Given task
Across the listing below, count the lines that mention the string "settings". Reply with the figure only.

Material for this exercise

● ● ● ● ● ● ●

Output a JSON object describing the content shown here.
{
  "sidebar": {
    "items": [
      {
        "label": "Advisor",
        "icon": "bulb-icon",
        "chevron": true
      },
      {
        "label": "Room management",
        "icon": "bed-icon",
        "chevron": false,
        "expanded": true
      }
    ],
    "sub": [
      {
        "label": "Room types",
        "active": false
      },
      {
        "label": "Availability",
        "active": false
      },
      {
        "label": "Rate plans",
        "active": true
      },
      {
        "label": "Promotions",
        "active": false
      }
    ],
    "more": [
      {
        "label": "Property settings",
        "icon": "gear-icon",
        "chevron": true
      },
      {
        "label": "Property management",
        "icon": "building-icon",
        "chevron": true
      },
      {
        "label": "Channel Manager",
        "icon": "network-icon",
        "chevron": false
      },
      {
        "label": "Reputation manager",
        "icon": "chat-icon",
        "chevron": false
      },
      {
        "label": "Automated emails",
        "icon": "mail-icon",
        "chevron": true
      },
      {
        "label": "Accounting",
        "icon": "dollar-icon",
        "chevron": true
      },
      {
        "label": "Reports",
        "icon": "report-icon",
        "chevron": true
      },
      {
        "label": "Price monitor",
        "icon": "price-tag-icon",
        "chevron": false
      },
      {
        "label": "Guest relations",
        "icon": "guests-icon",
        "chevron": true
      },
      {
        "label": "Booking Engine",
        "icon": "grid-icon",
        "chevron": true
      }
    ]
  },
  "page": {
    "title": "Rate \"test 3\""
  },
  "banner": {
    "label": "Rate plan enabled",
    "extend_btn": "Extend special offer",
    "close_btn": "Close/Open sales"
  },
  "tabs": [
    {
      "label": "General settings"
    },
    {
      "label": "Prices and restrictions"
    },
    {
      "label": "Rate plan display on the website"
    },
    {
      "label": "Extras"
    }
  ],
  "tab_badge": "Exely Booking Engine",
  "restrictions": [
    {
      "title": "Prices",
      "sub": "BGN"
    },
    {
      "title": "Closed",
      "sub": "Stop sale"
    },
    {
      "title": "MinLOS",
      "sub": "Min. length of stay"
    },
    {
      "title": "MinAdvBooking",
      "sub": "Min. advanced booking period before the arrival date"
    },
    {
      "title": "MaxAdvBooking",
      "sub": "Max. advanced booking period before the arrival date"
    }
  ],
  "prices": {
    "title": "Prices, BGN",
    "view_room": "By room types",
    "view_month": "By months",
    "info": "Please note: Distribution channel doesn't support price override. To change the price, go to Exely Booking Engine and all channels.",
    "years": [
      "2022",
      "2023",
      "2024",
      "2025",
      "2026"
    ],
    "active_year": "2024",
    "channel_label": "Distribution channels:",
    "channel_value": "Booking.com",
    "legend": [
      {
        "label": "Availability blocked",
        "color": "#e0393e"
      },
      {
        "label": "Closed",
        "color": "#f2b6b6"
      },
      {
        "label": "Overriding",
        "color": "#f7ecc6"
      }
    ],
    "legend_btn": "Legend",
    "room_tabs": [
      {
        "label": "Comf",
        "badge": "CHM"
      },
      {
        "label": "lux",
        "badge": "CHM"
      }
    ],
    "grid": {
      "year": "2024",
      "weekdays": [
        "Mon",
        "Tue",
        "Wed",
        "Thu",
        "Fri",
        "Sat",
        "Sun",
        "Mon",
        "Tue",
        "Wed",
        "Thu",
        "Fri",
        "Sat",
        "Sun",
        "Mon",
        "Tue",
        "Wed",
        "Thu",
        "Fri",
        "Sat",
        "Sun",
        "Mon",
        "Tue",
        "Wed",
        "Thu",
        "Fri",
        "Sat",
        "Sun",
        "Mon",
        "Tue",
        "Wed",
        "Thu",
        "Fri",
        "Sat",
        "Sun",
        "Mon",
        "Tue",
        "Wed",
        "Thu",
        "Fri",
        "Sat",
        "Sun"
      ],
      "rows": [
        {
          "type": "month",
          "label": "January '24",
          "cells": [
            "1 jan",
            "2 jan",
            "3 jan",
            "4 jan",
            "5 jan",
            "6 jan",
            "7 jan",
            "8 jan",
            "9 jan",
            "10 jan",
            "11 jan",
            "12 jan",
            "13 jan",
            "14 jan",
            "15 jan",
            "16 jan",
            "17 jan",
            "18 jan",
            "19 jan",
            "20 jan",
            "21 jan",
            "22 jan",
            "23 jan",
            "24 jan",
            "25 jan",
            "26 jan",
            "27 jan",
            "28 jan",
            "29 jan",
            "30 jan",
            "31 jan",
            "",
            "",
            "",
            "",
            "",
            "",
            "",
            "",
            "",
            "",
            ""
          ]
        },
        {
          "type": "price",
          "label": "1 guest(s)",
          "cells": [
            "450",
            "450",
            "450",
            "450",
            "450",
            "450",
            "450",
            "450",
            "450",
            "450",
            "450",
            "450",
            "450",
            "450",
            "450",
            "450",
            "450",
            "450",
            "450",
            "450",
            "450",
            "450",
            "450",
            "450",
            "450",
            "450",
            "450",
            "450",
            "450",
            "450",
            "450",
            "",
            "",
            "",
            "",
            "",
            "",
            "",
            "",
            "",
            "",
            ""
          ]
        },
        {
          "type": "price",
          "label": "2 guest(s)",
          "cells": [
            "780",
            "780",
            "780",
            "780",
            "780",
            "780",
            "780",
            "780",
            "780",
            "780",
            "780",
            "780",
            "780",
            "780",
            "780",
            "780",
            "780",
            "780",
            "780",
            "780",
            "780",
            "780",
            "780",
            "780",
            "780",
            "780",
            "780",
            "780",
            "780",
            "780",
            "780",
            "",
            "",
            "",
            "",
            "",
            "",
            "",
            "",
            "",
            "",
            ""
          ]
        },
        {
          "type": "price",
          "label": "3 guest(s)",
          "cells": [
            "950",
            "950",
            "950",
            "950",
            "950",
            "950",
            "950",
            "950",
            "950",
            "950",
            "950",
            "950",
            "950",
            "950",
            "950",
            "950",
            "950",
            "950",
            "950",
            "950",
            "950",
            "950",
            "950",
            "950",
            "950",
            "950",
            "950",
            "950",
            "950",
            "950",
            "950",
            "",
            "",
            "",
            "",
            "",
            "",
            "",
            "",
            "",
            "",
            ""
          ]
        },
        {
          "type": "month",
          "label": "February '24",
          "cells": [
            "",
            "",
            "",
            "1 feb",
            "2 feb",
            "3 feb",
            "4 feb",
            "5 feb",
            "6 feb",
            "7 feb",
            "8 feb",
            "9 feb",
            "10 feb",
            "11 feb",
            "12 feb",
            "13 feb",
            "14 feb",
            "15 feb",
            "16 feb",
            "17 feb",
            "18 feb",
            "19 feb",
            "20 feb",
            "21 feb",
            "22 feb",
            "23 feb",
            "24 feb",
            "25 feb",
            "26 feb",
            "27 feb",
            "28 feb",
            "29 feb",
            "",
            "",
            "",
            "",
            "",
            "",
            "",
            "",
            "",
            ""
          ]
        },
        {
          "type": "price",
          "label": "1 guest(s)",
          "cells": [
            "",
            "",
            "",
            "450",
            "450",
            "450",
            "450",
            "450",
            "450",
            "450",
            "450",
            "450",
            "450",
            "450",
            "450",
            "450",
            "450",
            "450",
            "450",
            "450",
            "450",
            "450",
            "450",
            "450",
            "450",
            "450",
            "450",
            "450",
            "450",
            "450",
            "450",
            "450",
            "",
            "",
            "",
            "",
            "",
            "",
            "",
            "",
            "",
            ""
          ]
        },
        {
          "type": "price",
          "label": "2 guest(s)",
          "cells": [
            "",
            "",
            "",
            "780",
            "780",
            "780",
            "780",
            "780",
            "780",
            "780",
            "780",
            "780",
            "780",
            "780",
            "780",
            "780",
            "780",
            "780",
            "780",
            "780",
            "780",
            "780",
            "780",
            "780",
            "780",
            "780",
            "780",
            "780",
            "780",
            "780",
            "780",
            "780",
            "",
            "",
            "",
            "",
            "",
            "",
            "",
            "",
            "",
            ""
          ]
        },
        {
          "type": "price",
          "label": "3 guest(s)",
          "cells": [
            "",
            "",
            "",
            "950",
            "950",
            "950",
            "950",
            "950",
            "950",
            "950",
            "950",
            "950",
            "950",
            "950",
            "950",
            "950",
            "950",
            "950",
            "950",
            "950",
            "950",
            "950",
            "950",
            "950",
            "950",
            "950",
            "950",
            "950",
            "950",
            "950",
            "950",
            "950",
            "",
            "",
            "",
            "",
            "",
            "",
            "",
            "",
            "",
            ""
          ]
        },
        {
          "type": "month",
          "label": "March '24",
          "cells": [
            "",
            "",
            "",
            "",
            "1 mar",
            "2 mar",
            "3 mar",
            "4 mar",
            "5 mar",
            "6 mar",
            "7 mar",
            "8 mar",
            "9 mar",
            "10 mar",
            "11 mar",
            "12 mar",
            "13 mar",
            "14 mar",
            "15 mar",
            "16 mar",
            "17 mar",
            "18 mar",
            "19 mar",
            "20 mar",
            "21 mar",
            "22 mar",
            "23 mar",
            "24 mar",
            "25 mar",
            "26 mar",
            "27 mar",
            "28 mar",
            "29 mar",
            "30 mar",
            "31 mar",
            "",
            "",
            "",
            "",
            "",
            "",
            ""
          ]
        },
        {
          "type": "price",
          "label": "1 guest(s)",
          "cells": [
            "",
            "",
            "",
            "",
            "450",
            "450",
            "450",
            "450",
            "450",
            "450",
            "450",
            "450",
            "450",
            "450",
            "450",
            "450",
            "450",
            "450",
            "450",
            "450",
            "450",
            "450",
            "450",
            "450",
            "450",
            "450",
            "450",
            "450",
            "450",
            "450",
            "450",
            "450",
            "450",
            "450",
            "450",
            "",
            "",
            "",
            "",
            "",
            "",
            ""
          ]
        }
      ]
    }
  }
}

● ● ● ● ● ● ●

Reply to the exercise
2